Gather all lines with the word "техническому" in them.
------------------------------------------------------------
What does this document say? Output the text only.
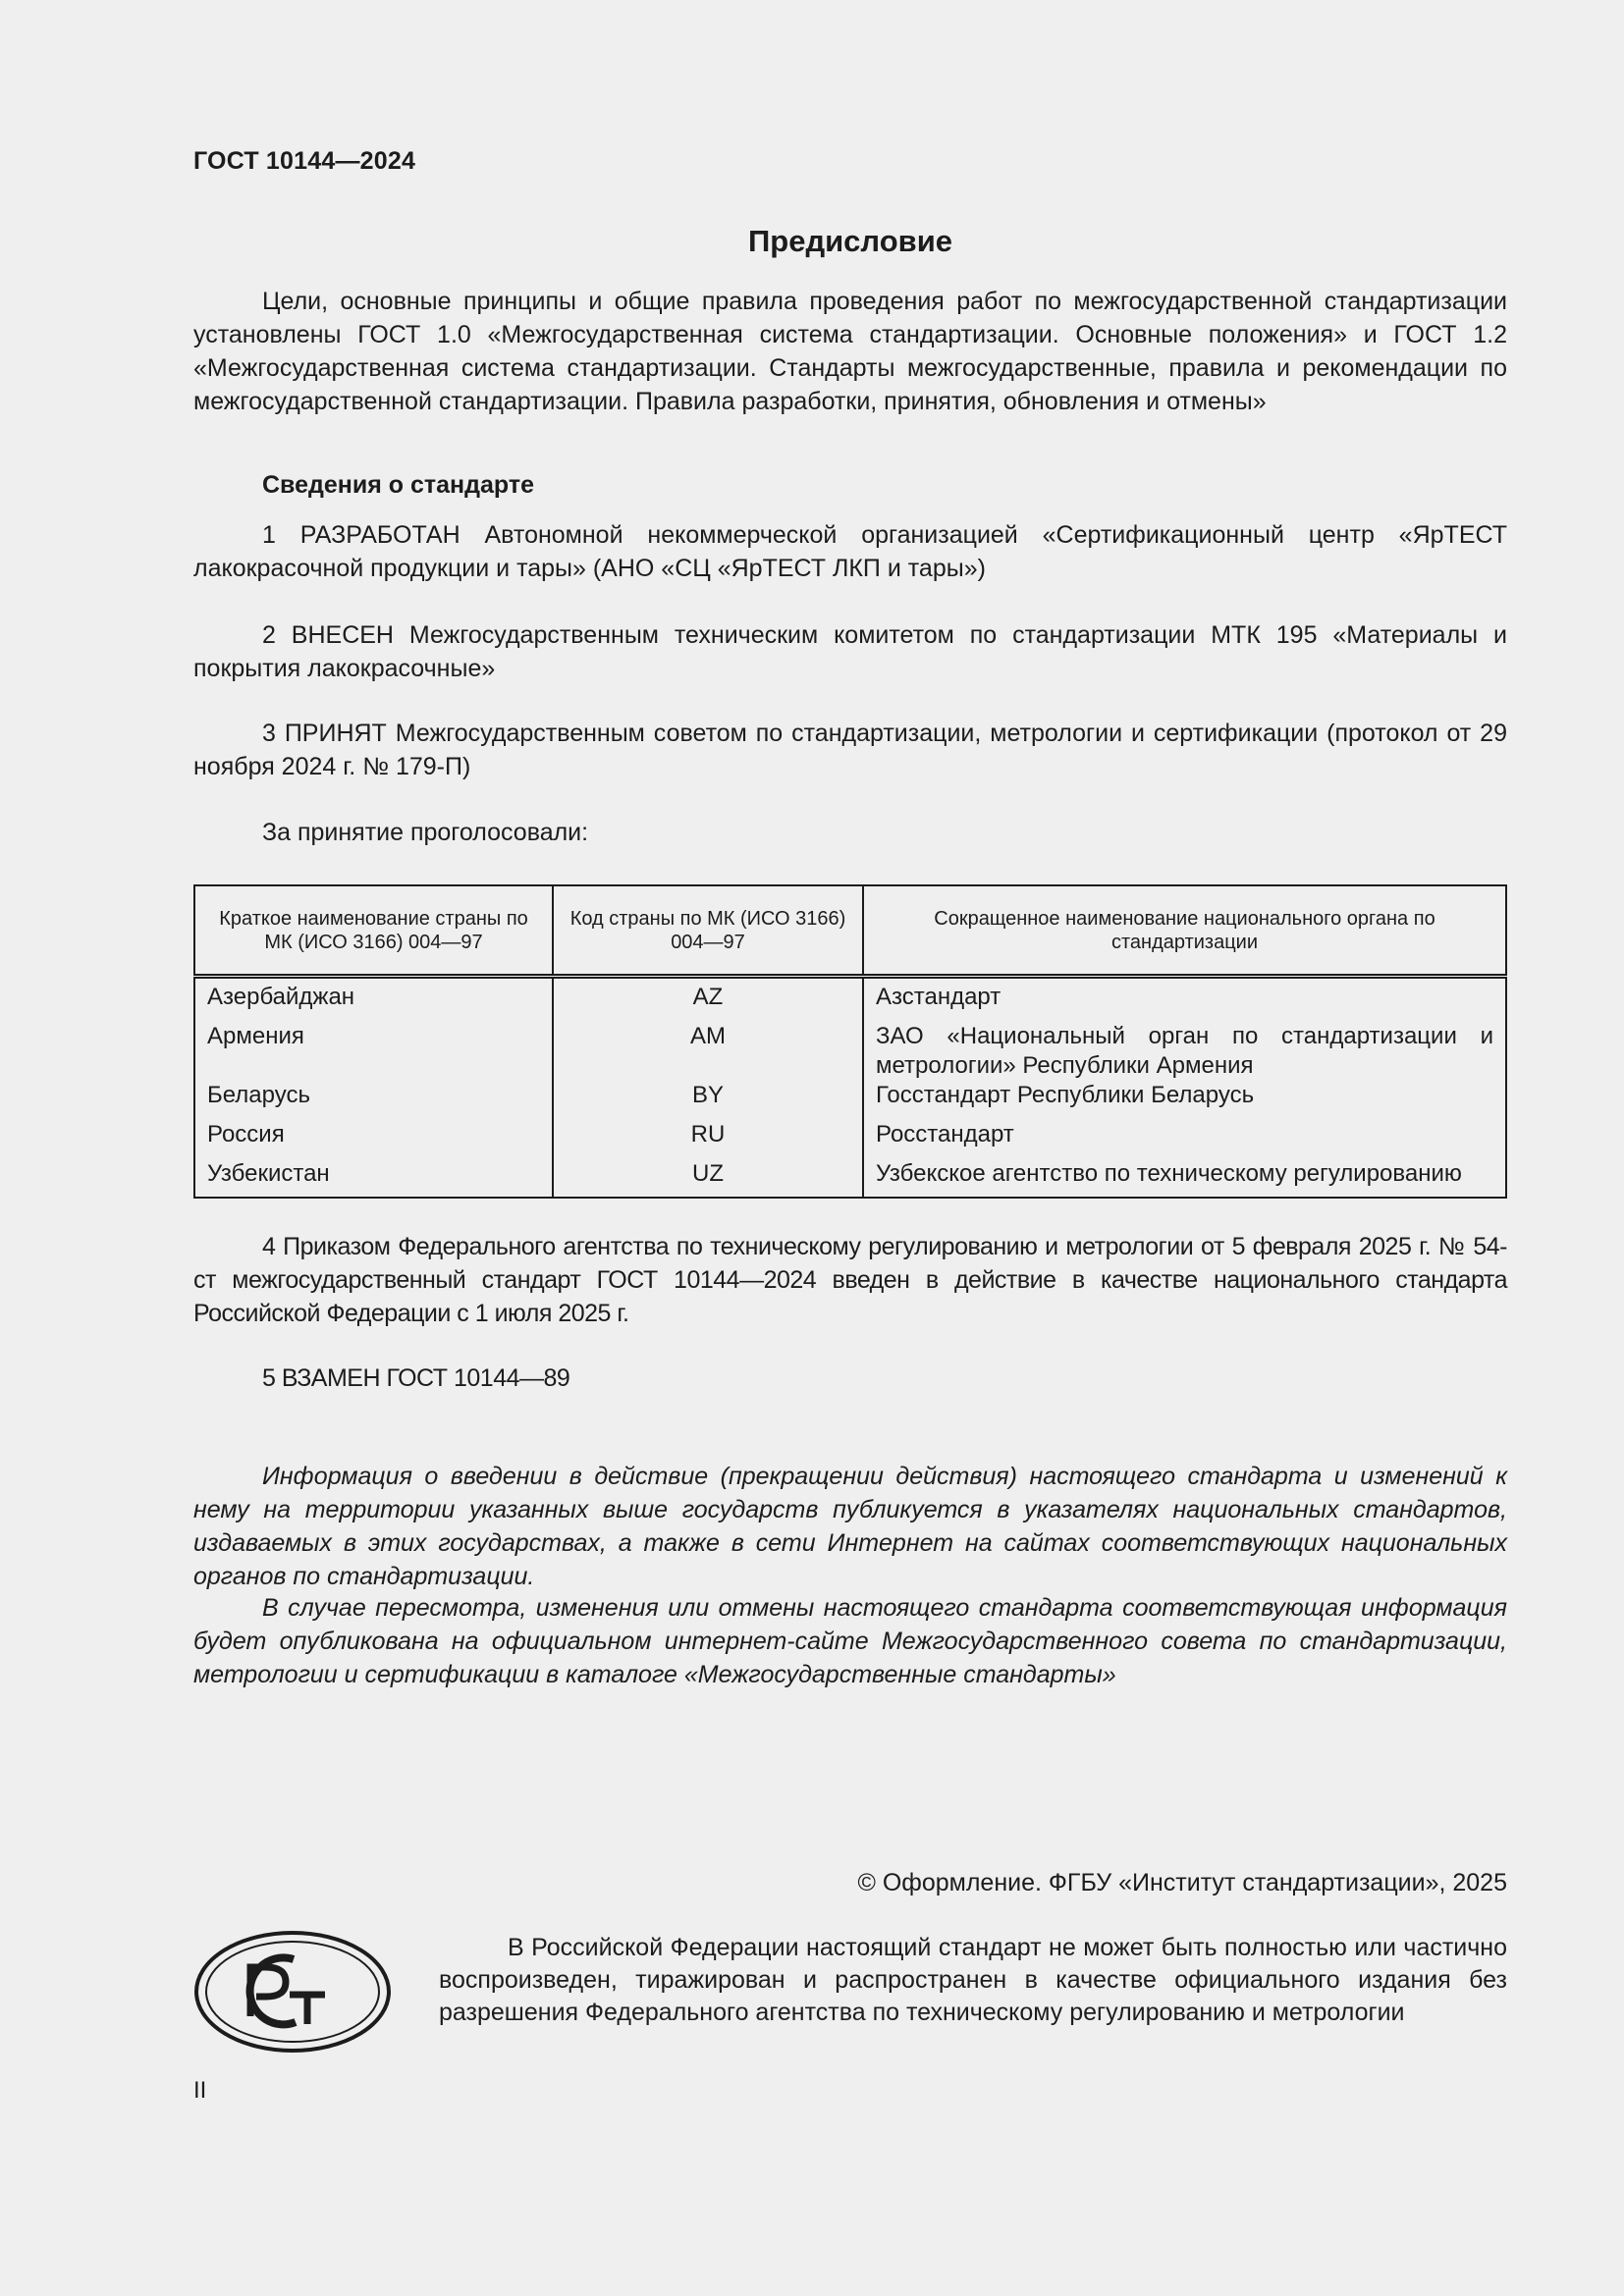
ГОСТ 10144—2024
Предисловие
Цели, основные принципы и общие правила проведения работ по межгосударственной стандартизации установлены ГОСТ 1.0 «Межгосударственная система стандартизации. Основные положения» и ГОСТ 1.2 «Межгосударственная система стандартизации. Стандарты межгосударственные, правила и рекомендации по межгосударственной стандартизации. Правила разработки, принятия, обновления и отмены»
Сведения о стандарте
1 РАЗРАБОТАН Автономной некоммерческой организацией «Сертификационный центр «ЯрТЕСТ лакокрасочной продукции и тары» (АНО «СЦ «ЯрТЕСТ ЛКП и тары»)
2 ВНЕСЕН Межгосударственным техническим комитетом по стандартизации МТК 195 «Материалы и покрытия лакокрасочные»
3 ПРИНЯТ Межгосударственным советом по стандартизации, метрологии и сертификации (протокол от 29 ноября 2024 г. № 179-П)
За принятие проголосовали:
Краткое наименование страны по МК (ИСО 3166) 004—97	Код страны по МК (ИСО 3166) 004—97	Сокращенное наименование национального органа по стандартизации
Азербайджан	AZ	Азстандарт
Армения	AM	ЗАО «Национальный орган по стандартизации и метрологии» Республики Армения
Беларусь	BY	Госстандарт Республики Беларусь
Россия	RU	Росстандарт
Узбекистан	UZ	Узбекское агентство по техническому регулированию
4 Приказом Федерального агентства по техническому регулированию и метрологии от 5 февраля 2025 г. № 54-ст межгосударственный стандарт ГОСТ 10144—2024 введен в действие в качестве национального стандарта Российской Федерации с 1 июля 2025 г.
5 ВЗАМЕН ГОСТ 10144—89
Информация о введении в действие (прекращении действия) настоящего стандарта и изменений к нему на территории указанных выше государств публикуется в указателях национальных стандартов, издаваемых в этих государствах, а также в сети Интернет на сайтах соответствующих национальных органов по стандартизации.
В случае пересмотра, изменения или отмены настоящего стандарта соответствующая информация будет опубликована на официальном интернет-сайте Межгосударственного совета по стандартизации, метрологии и сертификации в каталоге «Межгосударственные стандарты»
© Оформление. ФГБУ «Институт стандартизации», 2025
В Российской Федерации настоящий стандарт не может быть полностью или частично воспроизведен, тиражирован и распространен в качестве официального издания без разрешения Федерального агентства по техническому регулированию и метрологии
II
------------------------------------------------------------
▶ _EXERCISE OUTPUT_
Узбекистан	UZ	Узбекское агентство по техническому регулированию
4 Приказом Федерального агентства по техническому регулированию и метрологии от 5 февраля 2025 г. № 54-ст межгосударственный стандарт ГОСТ 10144—2024 введен в действие в качестве национального стандарта Российской Федерации с 1 июля 2025 г.
В Российской Федерации настоящий стандарт не может быть полностью или частично воспроизведен, тиражирован и распространен в качестве официального издания без разрешения Федерального агентства по техническому регулированию и метрологии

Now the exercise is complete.